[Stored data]

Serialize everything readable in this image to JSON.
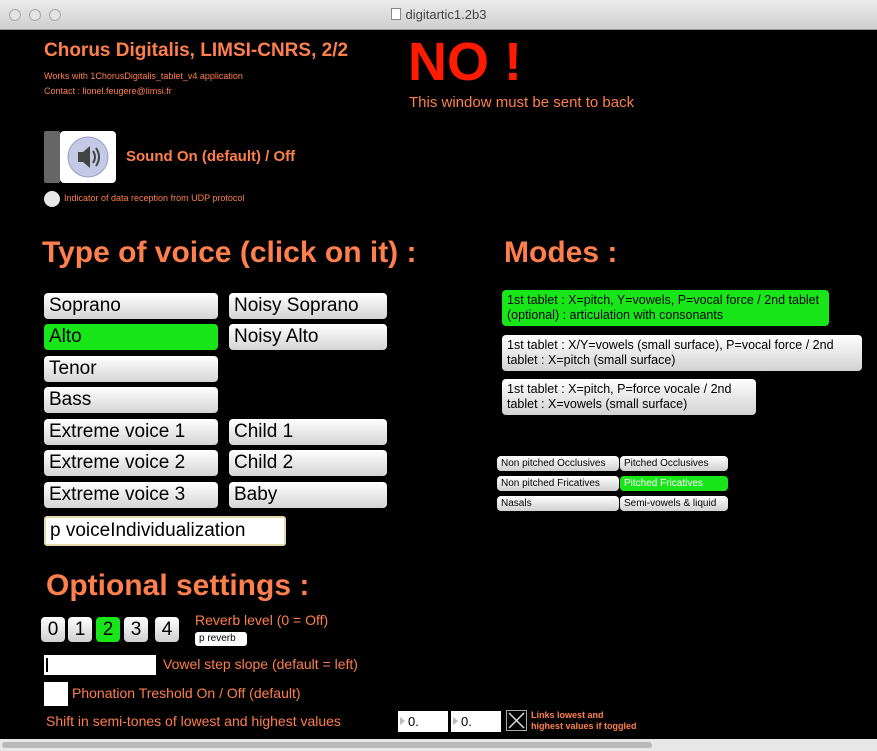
{
  "window": {
    "title": "digitartic1.2b3"
  },
  "header": {
    "title": "Chorus Digitalis, LIMSI-CNRS, 2/2",
    "line1": "Works with 1ChorusDigitalis_tablet_v4 application",
    "line2": "Contact : lionel.feugere@limsi.fr",
    "warning": "NO !",
    "warning_sub": "This window must be sent to back"
  },
  "sound": {
    "label": "Sound On (default) / Off",
    "indicator_label": "Indicator of data reception from UDP protocol"
  },
  "voice": {
    "heading": "Type of voice (click on it) :",
    "left": [
      "Soprano",
      "Alto",
      "Tenor",
      "Bass",
      "Extreme voice 1",
      "Extreme voice 2",
      "Extreme voice 3"
    ],
    "right": [
      "Noisy Soprano",
      "Noisy Alto",
      "Child 1",
      "Child 2",
      "Baby"
    ],
    "selected": "Alto",
    "individualization": "p voiceIndividualization"
  },
  "modes": {
    "heading": "Modes :",
    "items": [
      "1st tablet : X=pitch, Y=vowels, P=vocal force / 2nd tablet (optional) : articulation with consonants",
      "1st tablet : X/Y=vowels (small surface), P=vocal force / 2nd tablet : X=pitch (small surface)",
      "1st tablet : X=pitch, P=force vocale / 2nd tablet : X=vowels (small surface)"
    ],
    "selected_index": 0
  },
  "consonants": [
    "Non pitched Occlusives",
    "Pitched Occlusives",
    "Non pitched Fricatives",
    "Pitched Fricatives",
    "Nasals",
    "Semi-vowels & liquid"
  ],
  "optional": {
    "heading": "Optional settings :",
    "reverb_levels": [
      "0",
      "1",
      "2",
      "3",
      "4"
    ],
    "reverb_selected": "2",
    "reverb_label": "Reverb level (0 = Off)",
    "reverb_patch": "p reverb",
    "vowel_slope_label": "Vowel step slope (default = left)",
    "phonation_label": "Phonation Treshold On / Off (default)",
    "shift_label": "Shift in semi-tones of lowest and highest values",
    "shift_low": "0.",
    "shift_high": "0.",
    "link_label_1": "Links lowest and",
    "link_label_2": "highest values if toggled"
  },
  "colors": {
    "accent": "#ff7f4d",
    "warning": "#ff1a00",
    "selected": "#19e619"
  }
}
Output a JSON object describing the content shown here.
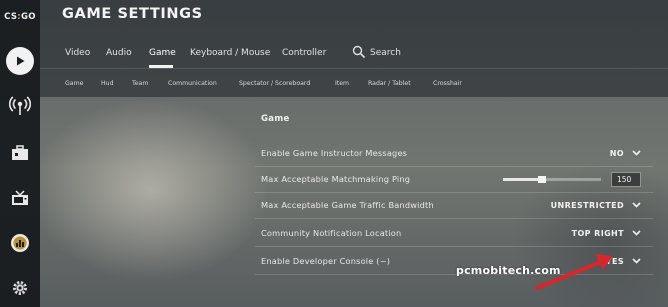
{
  "app": {
    "logo": {
      "left": "CS",
      "sep": ":",
      "right": "GO"
    },
    "title": "GAME SETTINGS"
  },
  "sidebar": {
    "items": [
      {
        "name": "play-icon"
      },
      {
        "name": "broadcast-icon"
      },
      {
        "name": "inventory-briefcase-icon"
      },
      {
        "name": "tv-icon"
      },
      {
        "name": "stats-badge-icon"
      },
      {
        "name": "settings-gear-icon"
      }
    ]
  },
  "tabs": {
    "video": "Video",
    "audio": "Audio",
    "game": "Game",
    "keyboard_mouse": "Keyboard / Mouse",
    "controller": "Controller",
    "search": "Search",
    "active": "Game"
  },
  "subtabs": {
    "game": "Game",
    "hud": "Hud",
    "team": "Team",
    "communication": "Communication",
    "spectator": "Spectator / Scoreboard",
    "item": "Item",
    "radar": "Radar / Tablet",
    "crosshair": "Crosshair"
  },
  "panel": {
    "section_title": "Game",
    "rows": {
      "instructor": {
        "label": "Enable Game Instructor Messages",
        "value": "NO"
      },
      "ping": {
        "label": "Max Acceptable Matchmaking Ping",
        "value": "150",
        "slider_fraction": 0.4
      },
      "bandwidth": {
        "label": "Max Acceptable Game Traffic Bandwidth",
        "value": "UNRESTRICTED"
      },
      "notification": {
        "label": "Community Notification Location",
        "value": "TOP RIGHT"
      },
      "console": {
        "label": "Enable Developer Console (~)",
        "value": "YES"
      }
    }
  },
  "watermark": "pcmobitech.com",
  "colors": {
    "annotation_arrow": "#d9262b",
    "accent_logo": "#c9a24c"
  }
}
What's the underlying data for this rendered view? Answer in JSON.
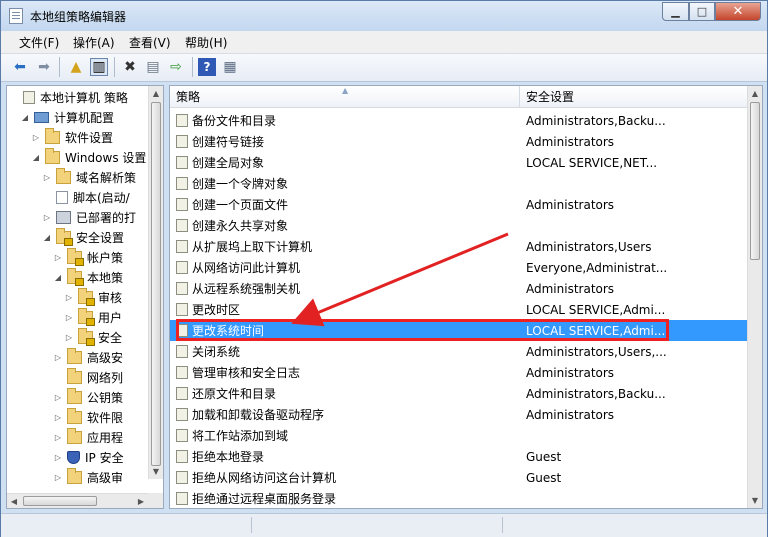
{
  "window": {
    "title": "本地组策略编辑器"
  },
  "menu": [
    "文件(F)",
    "操作(A)",
    "查看(V)",
    "帮助(H)"
  ],
  "tree": [
    {
      "label": "本地计算机 策略",
      "icon": "policy-icon",
      "depth": 0,
      "caret": ""
    },
    {
      "label": "计算机配置",
      "icon": "computer-icon",
      "depth": 1,
      "caret": "expanded"
    },
    {
      "label": "软件设置",
      "icon": "folder-icon",
      "depth": 2,
      "caret": "collapsed"
    },
    {
      "label": "Windows 设置",
      "icon": "folder-icon",
      "depth": 2,
      "caret": "expanded"
    },
    {
      "label": "域名解析策",
      "icon": "folder-icon",
      "depth": 3,
      "caret": "collapsed"
    },
    {
      "label": "脚本(启动/",
      "icon": "script-icon",
      "depth": 3,
      "caret": ""
    },
    {
      "label": "已部署的打",
      "icon": "printer-icon",
      "depth": 3,
      "caret": "collapsed"
    },
    {
      "label": "安全设置",
      "icon": "lock-folder-icon",
      "depth": 3,
      "caret": "expanded"
    },
    {
      "label": "帐户策",
      "icon": "lock-folder-icon",
      "depth": 4,
      "caret": "collapsed"
    },
    {
      "label": "本地策",
      "icon": "lock-folder-icon",
      "depth": 4,
      "caret": "expanded"
    },
    {
      "label": "审核",
      "icon": "lock-folder-icon",
      "depth": 5,
      "caret": "collapsed"
    },
    {
      "label": "用户",
      "icon": "lock-folder-icon",
      "depth": 5,
      "caret": "collapsed"
    },
    {
      "label": "安全",
      "icon": "lock-folder-icon",
      "depth": 5,
      "caret": "collapsed"
    },
    {
      "label": "高级安",
      "icon": "folder-icon",
      "depth": 4,
      "caret": "collapsed"
    },
    {
      "label": "网络列",
      "icon": "folder-icon",
      "depth": 4,
      "caret": ""
    },
    {
      "label": "公钥策",
      "icon": "folder-icon",
      "depth": 4,
      "caret": "collapsed"
    },
    {
      "label": "软件限",
      "icon": "folder-icon",
      "depth": 4,
      "caret": "collapsed"
    },
    {
      "label": "应用程",
      "icon": "folder-icon",
      "depth": 4,
      "caret": "collapsed"
    },
    {
      "label": "IP 安全",
      "icon": "ip-security-icon",
      "depth": 4,
      "caret": "collapsed"
    },
    {
      "label": "高级审",
      "icon": "folder-icon",
      "depth": 4,
      "caret": "collapsed"
    }
  ],
  "columns": {
    "policy": "策略",
    "setting": "安全设置"
  },
  "rows": [
    {
      "policy": "备份文件和目录",
      "setting": "Administrators,Backu..."
    },
    {
      "policy": "创建符号链接",
      "setting": "Administrators"
    },
    {
      "policy": "创建全局对象",
      "setting": "LOCAL SERVICE,NET..."
    },
    {
      "policy": "创建一个令牌对象",
      "setting": ""
    },
    {
      "policy": "创建一个页面文件",
      "setting": "Administrators"
    },
    {
      "policy": "创建永久共享对象",
      "setting": ""
    },
    {
      "policy": "从扩展坞上取下计算机",
      "setting": "Administrators,Users"
    },
    {
      "policy": "从网络访问此计算机",
      "setting": "Everyone,Administrat..."
    },
    {
      "policy": "从远程系统强制关机",
      "setting": "Administrators"
    },
    {
      "policy": "更改时区",
      "setting": "LOCAL SERVICE,Admi..."
    },
    {
      "policy": "更改系统时间",
      "setting": "LOCAL SERVICE,Admi...",
      "selected": true
    },
    {
      "policy": "关闭系统",
      "setting": "Administrators,Users,..."
    },
    {
      "policy": "管理审核和安全日志",
      "setting": "Administrators"
    },
    {
      "policy": "还原文件和目录",
      "setting": "Administrators,Backu..."
    },
    {
      "policy": "加载和卸载设备驱动程序",
      "setting": "Administrators"
    },
    {
      "policy": "将工作站添加到域",
      "setting": ""
    },
    {
      "policy": "拒绝本地登录",
      "setting": "Guest"
    },
    {
      "policy": "拒绝从网络访问这台计算机",
      "setting": "Guest"
    },
    {
      "policy": "拒绝通过远程桌面服务登录",
      "setting": ""
    }
  ],
  "colors": {
    "selection": "#3399ff",
    "annotation": "#e22222"
  }
}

What the exercise asks: Check each line of the listing above for the string "Enable", then report only how many lines have it.

Final result: 2